**Records to process:**
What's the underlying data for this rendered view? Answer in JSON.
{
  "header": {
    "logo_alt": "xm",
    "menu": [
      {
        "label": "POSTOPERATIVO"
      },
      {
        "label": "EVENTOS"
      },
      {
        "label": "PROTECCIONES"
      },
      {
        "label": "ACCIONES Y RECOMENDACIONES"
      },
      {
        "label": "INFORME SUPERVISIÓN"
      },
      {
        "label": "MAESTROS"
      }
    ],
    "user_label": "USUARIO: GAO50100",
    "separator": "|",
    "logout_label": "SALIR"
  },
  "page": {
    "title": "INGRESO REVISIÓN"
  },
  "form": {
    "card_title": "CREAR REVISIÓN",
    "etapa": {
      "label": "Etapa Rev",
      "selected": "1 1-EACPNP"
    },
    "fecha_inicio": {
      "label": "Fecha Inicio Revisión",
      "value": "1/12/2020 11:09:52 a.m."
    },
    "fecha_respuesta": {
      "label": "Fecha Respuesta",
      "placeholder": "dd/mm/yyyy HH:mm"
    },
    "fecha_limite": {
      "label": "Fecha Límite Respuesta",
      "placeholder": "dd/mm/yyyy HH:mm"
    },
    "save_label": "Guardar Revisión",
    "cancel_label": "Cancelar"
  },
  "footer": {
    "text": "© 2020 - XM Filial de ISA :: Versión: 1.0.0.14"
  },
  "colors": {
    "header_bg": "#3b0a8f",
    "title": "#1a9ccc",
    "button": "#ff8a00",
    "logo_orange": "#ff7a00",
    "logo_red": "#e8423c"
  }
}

**Directions:** Would you copy out each line exactly as written?

**Written answer:**
What's the underlying data for this rendered view? Answer in JSON.
{
  "header": {
    "logo_alt": "xm",
    "menu": [
      {
        "label": "POSTOPERATIVO"
      },
      {
        "label": "EVENTOS"
      },
      {
        "label": "PROTECCIONES"
      },
      {
        "label": "ACCIONES Y RECOMENDACIONES"
      },
      {
        "label": "INFORME SUPERVISIÓN"
      },
      {
        "label": "MAESTROS"
      }
    ],
    "user_label": "USUARIO: GAO50100",
    "separator": "|",
    "logout_label": "SALIR"
  },
  "page": {
    "title": "INGRESO REVISIÓN"
  },
  "form": {
    "card_title": "CREAR REVISIÓN",
    "etapa": {
      "label": "Etapa Rev",
      "selected": "1 1-EACPNP"
    },
    "fecha_inicio": {
      "label": "Fecha Inicio Revisión",
      "value": "1/12/2020 11:09:52 a.m."
    },
    "fecha_respuesta": {
      "label": "Fecha Respuesta",
      "placeholder": "dd/mm/yyyy HH:mm"
    },
    "fecha_limite": {
      "label": "Fecha Límite Respuesta",
      "placeholder": "dd/mm/yyyy HH:mm"
    },
    "save_label": "Guardar Revisión",
    "cancel_label": "Cancelar"
  },
  "footer": {
    "text": "© 2020 - XM Filial de ISA :: Versión: 1.0.0.14"
  },
  "colors": {
    "header_bg": "#3b0a8f",
    "title": "#1a9ccc",
    "button": "#ff8a00",
    "logo_orange": "#ff7a00",
    "logo_red": "#e8423c"
  }
}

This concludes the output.